PROBLEM TO WORK ON: Give the number of lines in the listing that hold the word "colonisation". Write nothing but that number.

-- RECORDS SUPPLIED start --

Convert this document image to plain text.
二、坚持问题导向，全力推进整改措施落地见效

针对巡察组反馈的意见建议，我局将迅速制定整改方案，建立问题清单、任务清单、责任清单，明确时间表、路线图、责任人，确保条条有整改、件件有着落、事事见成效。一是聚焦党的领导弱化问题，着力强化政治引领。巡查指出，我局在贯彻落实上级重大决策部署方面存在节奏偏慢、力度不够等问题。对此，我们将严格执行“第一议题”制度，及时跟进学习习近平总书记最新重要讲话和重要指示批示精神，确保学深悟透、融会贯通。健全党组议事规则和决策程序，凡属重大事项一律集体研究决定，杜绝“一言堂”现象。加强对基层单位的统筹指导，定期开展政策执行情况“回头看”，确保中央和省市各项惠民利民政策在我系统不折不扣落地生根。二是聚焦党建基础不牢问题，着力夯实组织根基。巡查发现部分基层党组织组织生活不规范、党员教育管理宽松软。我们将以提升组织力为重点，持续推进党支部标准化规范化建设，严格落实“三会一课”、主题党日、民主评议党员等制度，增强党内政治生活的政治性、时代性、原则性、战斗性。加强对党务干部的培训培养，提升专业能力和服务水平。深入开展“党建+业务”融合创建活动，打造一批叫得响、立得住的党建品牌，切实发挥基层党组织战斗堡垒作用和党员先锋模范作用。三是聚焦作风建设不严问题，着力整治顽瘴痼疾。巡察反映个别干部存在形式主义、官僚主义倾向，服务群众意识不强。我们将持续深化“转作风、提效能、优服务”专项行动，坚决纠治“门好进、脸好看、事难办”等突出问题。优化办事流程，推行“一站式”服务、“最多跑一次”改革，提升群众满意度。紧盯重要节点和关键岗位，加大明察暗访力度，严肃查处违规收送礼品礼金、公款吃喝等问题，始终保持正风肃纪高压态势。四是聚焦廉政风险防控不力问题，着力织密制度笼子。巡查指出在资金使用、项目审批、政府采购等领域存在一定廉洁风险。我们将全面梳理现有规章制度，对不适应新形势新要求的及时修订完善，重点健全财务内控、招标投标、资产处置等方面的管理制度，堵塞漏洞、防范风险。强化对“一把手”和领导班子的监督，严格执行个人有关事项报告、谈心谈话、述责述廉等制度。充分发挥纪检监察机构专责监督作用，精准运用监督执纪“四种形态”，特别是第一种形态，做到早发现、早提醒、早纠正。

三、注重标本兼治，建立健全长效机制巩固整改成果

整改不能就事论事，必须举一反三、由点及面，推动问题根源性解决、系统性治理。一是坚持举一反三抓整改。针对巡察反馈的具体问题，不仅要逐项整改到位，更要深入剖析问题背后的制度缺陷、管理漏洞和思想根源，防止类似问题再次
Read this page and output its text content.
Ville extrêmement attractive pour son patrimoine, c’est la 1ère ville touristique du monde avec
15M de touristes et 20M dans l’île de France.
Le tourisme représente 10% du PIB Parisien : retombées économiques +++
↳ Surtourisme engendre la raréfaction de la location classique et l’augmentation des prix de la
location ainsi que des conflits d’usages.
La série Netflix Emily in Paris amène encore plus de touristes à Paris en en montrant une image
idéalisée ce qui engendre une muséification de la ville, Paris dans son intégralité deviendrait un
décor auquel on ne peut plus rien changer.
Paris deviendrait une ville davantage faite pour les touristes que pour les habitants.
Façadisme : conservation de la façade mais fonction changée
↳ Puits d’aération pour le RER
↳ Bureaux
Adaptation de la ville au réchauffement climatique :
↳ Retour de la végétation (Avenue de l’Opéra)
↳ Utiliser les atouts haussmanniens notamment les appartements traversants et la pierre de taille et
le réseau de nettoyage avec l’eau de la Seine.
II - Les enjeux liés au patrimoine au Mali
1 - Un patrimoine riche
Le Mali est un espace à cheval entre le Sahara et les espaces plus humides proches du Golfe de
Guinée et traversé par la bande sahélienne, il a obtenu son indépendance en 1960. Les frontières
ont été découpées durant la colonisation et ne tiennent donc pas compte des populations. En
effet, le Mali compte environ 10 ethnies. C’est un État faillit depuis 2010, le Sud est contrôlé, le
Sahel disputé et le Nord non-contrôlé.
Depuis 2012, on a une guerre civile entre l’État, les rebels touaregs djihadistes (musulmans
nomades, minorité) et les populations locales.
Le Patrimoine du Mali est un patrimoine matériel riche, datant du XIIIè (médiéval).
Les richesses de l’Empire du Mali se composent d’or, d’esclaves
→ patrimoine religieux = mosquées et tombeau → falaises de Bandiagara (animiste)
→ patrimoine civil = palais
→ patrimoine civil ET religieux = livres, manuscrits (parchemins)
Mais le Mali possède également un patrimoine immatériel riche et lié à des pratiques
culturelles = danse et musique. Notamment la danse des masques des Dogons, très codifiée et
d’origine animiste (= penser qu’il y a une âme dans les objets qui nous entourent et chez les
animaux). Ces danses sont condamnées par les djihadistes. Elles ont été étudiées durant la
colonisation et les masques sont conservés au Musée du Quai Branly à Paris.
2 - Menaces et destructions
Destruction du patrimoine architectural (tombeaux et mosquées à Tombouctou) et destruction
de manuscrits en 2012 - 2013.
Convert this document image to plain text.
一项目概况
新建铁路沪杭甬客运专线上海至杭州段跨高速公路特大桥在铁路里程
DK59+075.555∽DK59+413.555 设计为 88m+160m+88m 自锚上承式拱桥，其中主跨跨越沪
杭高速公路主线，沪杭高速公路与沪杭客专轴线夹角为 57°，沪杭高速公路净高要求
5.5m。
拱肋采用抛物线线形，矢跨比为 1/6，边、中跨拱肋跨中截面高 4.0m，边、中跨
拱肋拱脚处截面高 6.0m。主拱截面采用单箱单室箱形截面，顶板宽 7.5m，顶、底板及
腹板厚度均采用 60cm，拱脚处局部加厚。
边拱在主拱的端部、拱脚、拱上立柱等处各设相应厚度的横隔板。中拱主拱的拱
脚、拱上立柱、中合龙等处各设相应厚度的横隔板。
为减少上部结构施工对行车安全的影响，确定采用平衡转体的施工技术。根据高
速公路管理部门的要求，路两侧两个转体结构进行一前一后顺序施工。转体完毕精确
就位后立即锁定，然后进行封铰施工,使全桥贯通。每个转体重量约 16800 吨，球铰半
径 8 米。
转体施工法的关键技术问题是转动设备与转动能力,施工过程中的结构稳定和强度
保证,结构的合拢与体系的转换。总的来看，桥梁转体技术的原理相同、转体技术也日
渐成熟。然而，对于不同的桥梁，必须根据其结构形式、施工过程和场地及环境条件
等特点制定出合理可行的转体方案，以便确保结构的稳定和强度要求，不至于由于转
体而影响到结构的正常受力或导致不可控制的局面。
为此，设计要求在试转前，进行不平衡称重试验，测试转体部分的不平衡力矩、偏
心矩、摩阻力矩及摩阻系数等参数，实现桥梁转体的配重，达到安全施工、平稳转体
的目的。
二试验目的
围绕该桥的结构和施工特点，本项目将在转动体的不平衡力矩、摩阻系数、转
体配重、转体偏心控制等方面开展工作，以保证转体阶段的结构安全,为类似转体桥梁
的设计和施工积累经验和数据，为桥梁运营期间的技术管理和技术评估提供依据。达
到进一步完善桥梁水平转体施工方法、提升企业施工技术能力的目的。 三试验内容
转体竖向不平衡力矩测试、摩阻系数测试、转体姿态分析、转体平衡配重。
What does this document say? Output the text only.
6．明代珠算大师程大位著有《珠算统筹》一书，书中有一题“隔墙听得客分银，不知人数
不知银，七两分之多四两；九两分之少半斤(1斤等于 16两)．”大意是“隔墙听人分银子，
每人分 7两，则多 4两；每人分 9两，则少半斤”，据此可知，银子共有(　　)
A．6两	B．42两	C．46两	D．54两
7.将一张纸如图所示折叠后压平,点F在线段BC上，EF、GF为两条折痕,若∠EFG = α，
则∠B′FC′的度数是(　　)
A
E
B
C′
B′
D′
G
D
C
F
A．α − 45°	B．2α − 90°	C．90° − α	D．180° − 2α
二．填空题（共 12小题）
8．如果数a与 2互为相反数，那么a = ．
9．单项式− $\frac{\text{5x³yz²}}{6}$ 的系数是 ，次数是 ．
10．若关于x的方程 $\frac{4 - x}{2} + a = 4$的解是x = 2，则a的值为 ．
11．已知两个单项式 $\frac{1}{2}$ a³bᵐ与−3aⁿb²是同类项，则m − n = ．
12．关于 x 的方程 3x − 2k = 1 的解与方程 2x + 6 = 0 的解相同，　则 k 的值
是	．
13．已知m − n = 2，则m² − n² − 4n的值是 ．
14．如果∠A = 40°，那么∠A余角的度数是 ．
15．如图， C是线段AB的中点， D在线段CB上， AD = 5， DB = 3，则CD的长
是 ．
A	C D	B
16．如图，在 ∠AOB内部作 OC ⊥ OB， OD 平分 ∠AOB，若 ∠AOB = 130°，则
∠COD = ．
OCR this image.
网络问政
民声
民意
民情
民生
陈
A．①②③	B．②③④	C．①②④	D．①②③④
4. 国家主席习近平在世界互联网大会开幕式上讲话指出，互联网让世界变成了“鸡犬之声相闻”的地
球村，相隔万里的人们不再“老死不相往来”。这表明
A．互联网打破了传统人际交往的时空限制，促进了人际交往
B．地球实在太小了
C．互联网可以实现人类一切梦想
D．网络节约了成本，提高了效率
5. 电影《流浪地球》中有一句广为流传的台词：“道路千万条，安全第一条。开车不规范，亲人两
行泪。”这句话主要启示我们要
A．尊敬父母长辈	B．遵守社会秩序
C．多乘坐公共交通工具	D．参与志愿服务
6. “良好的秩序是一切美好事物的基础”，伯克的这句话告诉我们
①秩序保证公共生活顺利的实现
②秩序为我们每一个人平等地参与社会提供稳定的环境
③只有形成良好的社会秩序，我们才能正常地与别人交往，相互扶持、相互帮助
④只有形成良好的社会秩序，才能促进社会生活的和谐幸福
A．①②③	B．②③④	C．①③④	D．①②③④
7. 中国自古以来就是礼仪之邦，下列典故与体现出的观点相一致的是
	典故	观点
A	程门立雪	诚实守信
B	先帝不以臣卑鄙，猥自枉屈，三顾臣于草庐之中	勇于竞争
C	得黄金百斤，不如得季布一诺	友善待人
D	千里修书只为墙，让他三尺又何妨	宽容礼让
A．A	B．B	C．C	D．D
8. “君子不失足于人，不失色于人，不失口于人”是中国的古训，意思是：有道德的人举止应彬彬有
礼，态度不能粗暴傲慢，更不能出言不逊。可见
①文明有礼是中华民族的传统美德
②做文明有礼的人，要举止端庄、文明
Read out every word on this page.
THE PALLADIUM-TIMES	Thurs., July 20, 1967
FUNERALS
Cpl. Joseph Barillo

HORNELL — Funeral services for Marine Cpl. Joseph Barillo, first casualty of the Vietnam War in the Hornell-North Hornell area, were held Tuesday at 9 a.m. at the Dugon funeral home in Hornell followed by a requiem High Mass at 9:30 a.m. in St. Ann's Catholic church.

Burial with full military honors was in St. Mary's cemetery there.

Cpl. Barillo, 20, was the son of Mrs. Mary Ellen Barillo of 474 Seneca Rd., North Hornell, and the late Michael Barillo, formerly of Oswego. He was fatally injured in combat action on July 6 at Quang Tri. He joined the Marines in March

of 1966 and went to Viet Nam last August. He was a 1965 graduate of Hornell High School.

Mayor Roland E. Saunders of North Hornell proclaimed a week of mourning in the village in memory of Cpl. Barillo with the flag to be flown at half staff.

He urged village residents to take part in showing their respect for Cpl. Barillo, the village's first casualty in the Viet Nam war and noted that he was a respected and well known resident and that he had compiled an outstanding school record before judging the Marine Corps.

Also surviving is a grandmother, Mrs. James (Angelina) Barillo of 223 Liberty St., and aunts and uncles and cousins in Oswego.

-- RECORDS SUPPLIED end --

EXERCISE RESULT: 2